▶ _Short exercise_
Go through the entries below and pick out every line with "Christo".

▶ _Available data_
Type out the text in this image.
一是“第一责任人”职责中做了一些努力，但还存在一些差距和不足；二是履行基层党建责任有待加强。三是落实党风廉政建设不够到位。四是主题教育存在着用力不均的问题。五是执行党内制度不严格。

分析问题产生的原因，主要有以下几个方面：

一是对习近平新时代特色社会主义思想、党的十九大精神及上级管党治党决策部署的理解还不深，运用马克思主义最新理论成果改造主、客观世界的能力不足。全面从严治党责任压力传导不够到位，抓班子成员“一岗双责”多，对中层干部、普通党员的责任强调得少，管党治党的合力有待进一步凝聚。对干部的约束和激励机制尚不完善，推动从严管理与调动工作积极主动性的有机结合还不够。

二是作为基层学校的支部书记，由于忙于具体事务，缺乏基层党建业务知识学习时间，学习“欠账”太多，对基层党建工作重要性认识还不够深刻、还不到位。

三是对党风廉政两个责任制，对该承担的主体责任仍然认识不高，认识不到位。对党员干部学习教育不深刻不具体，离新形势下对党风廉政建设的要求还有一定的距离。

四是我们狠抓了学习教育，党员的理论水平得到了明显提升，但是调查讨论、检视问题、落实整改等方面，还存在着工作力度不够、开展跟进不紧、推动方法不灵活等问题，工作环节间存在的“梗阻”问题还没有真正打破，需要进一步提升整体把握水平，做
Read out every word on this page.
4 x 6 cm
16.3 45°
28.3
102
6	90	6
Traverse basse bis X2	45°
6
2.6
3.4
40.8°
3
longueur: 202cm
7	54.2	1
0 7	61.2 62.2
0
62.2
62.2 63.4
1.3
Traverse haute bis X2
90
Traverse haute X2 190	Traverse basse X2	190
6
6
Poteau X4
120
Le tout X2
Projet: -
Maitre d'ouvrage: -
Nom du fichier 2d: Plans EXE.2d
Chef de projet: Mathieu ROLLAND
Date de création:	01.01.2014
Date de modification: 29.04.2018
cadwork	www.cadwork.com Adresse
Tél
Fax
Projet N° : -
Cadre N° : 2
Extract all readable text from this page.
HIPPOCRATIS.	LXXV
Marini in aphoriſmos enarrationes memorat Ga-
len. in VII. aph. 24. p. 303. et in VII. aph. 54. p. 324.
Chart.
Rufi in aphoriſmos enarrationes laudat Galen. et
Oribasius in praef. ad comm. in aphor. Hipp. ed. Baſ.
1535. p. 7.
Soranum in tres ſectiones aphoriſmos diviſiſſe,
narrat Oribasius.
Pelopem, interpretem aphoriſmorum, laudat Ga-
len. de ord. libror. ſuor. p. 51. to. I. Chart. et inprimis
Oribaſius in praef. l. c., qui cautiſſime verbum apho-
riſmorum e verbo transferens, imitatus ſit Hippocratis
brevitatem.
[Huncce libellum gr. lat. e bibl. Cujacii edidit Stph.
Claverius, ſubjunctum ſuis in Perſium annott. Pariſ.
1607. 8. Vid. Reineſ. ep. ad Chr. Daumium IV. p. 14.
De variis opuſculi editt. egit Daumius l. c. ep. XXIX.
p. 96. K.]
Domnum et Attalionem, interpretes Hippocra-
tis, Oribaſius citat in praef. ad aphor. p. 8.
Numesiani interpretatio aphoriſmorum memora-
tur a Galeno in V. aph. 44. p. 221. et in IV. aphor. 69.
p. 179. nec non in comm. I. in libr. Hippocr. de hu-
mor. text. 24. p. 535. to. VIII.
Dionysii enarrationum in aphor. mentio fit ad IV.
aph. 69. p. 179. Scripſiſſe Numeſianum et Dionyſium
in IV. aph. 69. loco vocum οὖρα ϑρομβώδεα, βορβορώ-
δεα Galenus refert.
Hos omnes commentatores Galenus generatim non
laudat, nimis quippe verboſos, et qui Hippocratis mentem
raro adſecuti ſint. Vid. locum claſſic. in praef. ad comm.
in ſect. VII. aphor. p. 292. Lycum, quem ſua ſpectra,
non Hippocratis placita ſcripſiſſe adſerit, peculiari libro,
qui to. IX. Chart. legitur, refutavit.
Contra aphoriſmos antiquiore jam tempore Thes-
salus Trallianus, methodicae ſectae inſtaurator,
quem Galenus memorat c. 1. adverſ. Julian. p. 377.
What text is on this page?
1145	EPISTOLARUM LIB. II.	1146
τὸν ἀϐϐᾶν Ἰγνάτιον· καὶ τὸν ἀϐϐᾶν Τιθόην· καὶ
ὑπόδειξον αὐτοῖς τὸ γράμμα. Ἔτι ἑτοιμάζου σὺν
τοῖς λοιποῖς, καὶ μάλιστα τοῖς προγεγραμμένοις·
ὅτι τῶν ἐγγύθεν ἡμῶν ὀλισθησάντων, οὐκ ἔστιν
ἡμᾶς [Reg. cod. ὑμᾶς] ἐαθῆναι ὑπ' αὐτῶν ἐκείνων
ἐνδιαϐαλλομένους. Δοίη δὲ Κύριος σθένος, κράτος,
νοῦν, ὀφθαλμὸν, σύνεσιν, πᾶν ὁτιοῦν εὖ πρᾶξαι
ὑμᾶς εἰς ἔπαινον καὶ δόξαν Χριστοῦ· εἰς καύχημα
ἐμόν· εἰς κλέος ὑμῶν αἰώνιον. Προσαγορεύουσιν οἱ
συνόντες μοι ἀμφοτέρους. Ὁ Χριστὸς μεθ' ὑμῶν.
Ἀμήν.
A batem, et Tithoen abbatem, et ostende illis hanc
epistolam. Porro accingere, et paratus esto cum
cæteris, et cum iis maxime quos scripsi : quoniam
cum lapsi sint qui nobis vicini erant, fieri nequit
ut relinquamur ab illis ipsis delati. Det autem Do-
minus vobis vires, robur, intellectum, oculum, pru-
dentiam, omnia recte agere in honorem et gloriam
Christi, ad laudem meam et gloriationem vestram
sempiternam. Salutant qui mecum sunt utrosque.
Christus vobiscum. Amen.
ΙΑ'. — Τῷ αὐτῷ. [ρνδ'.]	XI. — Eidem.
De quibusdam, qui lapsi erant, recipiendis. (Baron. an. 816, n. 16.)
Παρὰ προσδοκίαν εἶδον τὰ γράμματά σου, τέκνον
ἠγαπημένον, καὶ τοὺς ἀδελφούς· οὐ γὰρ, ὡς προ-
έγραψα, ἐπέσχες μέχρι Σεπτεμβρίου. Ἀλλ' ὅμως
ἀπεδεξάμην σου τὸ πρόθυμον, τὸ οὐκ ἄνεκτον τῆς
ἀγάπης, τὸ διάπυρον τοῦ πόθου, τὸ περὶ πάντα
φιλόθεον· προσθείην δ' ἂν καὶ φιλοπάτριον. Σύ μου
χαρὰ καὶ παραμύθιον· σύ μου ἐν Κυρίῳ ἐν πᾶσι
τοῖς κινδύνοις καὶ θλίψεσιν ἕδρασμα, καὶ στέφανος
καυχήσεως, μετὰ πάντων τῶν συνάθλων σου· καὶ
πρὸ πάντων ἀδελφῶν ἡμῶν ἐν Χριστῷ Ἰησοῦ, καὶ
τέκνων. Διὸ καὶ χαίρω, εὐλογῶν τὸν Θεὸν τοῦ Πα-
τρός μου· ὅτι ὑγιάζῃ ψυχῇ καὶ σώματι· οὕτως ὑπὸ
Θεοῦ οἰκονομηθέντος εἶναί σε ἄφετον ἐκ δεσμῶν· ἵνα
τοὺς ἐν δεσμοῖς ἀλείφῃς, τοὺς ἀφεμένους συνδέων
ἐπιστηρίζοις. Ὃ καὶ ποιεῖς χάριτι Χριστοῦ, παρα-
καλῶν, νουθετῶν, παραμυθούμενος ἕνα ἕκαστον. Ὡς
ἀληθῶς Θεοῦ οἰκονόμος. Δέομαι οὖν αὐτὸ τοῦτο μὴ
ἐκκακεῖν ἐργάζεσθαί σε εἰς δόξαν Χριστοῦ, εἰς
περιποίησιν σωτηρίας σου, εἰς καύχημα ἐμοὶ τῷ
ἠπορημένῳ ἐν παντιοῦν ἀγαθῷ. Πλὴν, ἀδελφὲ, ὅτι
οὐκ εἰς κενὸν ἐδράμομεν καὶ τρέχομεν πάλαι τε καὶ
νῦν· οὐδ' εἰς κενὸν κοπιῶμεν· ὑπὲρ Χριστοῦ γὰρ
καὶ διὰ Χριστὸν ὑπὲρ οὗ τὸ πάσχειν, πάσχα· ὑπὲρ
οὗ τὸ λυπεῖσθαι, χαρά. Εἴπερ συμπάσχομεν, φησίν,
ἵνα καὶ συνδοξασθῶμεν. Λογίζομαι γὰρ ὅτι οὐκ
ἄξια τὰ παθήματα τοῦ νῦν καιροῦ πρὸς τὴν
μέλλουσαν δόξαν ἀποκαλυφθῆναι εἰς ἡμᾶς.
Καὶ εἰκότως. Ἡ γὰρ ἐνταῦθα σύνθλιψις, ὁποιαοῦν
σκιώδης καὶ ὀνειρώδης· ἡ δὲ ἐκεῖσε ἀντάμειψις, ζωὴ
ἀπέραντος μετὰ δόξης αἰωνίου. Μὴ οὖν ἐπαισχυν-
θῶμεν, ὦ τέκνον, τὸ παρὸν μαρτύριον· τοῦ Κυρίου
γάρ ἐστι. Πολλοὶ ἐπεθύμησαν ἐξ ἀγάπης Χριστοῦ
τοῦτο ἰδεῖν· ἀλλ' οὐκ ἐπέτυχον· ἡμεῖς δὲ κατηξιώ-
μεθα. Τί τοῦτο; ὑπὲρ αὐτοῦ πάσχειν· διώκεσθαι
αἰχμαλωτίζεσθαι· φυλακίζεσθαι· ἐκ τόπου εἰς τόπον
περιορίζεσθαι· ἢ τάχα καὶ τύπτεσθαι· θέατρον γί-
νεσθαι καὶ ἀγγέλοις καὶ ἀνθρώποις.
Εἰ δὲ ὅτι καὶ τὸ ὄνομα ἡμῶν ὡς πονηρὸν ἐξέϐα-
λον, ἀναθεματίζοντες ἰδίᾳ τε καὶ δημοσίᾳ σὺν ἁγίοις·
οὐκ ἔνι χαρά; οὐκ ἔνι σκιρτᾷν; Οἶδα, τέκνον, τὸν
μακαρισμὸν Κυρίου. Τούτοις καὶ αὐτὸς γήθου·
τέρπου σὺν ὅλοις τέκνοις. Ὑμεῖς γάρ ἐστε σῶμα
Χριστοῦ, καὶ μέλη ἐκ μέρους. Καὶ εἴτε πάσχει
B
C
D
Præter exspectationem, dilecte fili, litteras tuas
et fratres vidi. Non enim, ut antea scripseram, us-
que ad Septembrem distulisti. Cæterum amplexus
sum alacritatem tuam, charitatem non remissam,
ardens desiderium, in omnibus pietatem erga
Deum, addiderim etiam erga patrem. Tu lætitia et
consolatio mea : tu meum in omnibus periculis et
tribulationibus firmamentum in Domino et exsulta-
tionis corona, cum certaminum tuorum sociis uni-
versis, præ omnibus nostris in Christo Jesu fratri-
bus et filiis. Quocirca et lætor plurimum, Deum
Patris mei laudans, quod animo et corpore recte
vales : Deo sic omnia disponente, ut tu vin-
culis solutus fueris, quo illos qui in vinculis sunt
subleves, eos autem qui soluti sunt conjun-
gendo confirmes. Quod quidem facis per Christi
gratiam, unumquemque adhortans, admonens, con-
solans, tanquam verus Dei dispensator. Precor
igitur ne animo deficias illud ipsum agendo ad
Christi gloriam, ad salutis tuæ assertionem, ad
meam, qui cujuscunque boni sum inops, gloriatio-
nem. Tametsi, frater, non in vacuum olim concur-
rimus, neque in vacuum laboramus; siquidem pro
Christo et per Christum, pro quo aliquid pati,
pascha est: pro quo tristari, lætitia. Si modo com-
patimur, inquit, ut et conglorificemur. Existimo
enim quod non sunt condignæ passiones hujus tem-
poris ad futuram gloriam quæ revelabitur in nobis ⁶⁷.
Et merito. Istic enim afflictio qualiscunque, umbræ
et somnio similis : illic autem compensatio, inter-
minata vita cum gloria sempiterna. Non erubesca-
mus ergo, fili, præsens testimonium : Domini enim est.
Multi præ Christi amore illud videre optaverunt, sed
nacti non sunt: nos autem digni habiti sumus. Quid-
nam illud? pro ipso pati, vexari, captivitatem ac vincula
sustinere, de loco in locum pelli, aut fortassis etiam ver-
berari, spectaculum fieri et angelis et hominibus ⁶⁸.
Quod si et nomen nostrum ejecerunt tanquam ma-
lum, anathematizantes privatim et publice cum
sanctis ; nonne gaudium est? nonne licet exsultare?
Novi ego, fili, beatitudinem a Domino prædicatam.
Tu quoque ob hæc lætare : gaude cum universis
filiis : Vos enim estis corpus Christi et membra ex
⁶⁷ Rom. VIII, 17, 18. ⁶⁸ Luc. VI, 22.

▶ _Solution to the problem_
versis, præ omnibus nostris in Christo Jesu fratri-
Christo et per Christum, pro quo aliquid pati,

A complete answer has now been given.